Reproduce all entries verbatim, with nothing added or dropped.

#####

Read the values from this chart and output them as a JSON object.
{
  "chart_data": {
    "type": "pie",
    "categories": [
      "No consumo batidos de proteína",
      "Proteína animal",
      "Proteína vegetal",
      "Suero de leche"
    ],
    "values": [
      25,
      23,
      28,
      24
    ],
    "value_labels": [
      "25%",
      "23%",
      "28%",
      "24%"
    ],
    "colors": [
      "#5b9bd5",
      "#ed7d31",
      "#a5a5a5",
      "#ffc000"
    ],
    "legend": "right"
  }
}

#####

Answer to the exercise -
Read the values from this chart and output them as a JSON object.
{
  "chart_data": {
    "type": "pie",
    "categories": [
      "No consumo batidos de proteína",
      "Proteína animal",
      "Proteína vegetal",
      "Suero de leche"
    ],
    "values": [
      25,
      23,
      28,
      24
    ],
    "value_labels": [
      "25%",
      "23%",
      "28%",
      "24%"
    ],
    "colors": [
      "#5b9bd5",
      "#ed7d31",
      "#a5a5a5",
      "#ffc000"
    ],
    "legend": "right"
  }
}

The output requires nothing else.